Document extract:
Name: Meghana Rabba and Rohan Singh Rajendra Singh

Hawk ID: A20572009 and A20572007

Subject: CS512 (Computer Vision)

Project: Road Damage Detection using YOLOv7 and Coordinate Attention

Kernel used: Python 3.9.21 (creating a "yolov7" environment using conda)

For GPU processing: CUDA 11.8 (Nvidia RTX 4070 Super)

YOLOv7 cloning

In [1]:
!git clone https://github.com/WongKinYiu/yolov7
%cd yolov7

d:\CS512-project\yolov7


Cloning into 'yolov7'...


YOLOv7 dependencies installation

In [2]:
# Install requirements
!pip install -r requirements.txt




In [3]:
# Ensure torch is CUDA-enabled
import torch
print("CUDA Available:", torch.cuda.is_available())
print("Torch CUDA version:", torch.version.cuda)
print("Device Name:", torch.cuda.get_device_name(0))

CUDA Available: True
Torch CUDA version: 11.8
Device Name: NVIDIA GeForce RTX 4070 SUPER


Creating a dataset folder structure

In [4]:
import os
from pathlib import Path

# Define dataset paths
base_path = Path("datasets/RDD2022_combined")
(base_path / 'images/train').mkdir(parents=True, exist_ok=True)
(base_path / 'images/val').mkdir(parents=True, exist_ok=True)
(base_path / 'labels/train').mkdir(parents=True, exist_ok=True)
(base_path / 'labels/val').mkdir(parents=True, exist_ok=True)

print("Dataset folder structure created.")

Dataset folder structure created.


Checking the Annotations folder for xml files that need to be converted to YOLO format (images/train to labels/train)

In [87]:
import os
import xml.etree.ElementTree as ET
from pathlib import Path

# Function to convert XML to YOLO format
def convert_xml_to_yolo(xml_folder, img_folder, output_folder):
    # Make output directory if it doesn't exist
    Path(output_folder).mkdir(parents=True, exist_ok=True)

    # Iterate over all XML files in the folder
    for xml_file in os.listdir(xml_folder):
        if xml_file.endswith(".xml"):
            xml_path = os.path.join(xml_folder, xml_file)
            tree = ET.parse(xml_path)
            root = tree.getroot()

            # Get image width and height from the XML file
            image_filename = root.find("filename").text
            img_path = os.path.join(img_folder, image_filename)

What to do: Reproduce verbatim the passage of the road damage detection notebook starting with "Kernel used: Python" and going on through "Cloning into 'yolov7'...".

Source excerpt:

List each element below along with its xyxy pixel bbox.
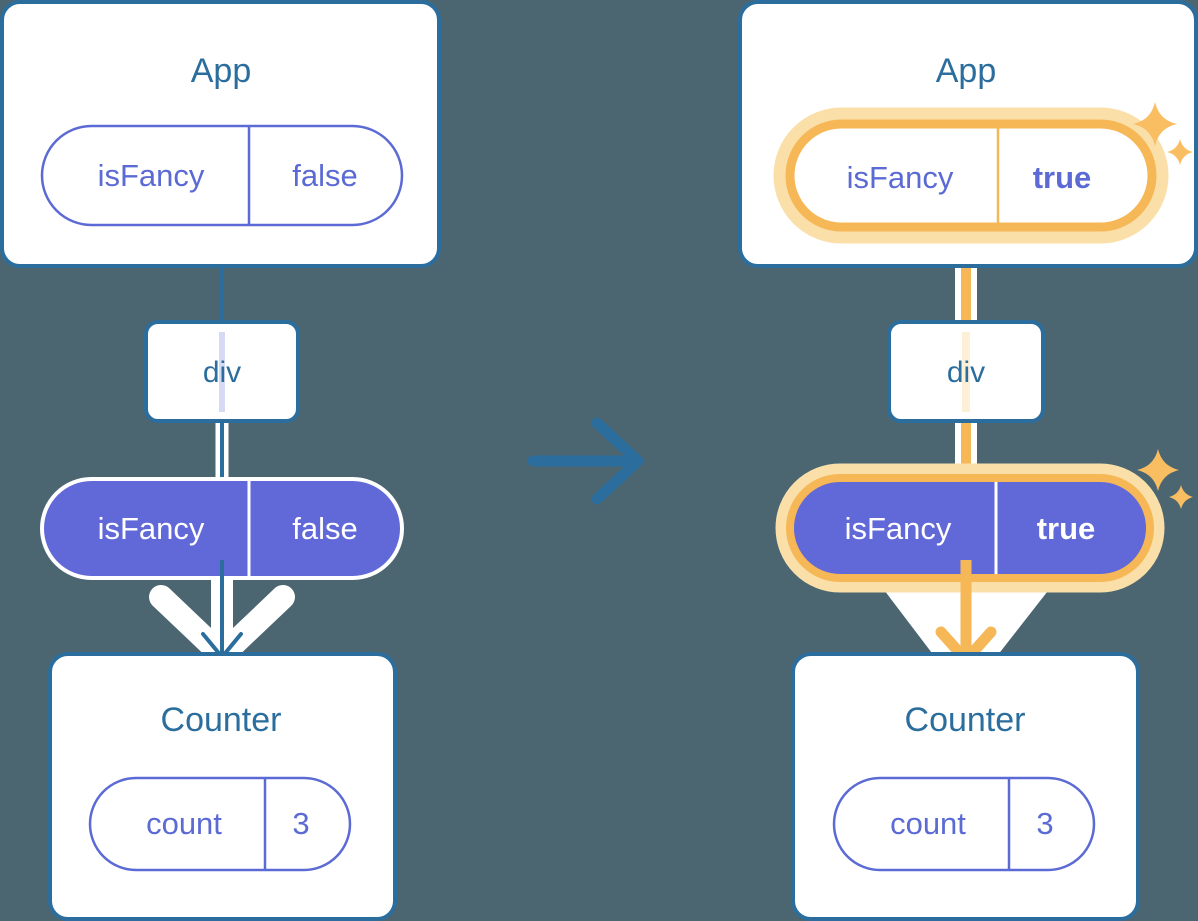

Written answer:
Kernel used: Python 3.9.21 (creating a "yolov7" environment using conda)

For GPU processing: CUDA 11.8 (Nvidia RTX 4070 Super)

YOLOv7 cloning

In [1]:
!git clone https://github.com/WongKinYiu/yolov7
%cd yolov7

d:\CS512-project\yolov7


Cloning into 'yolov7'...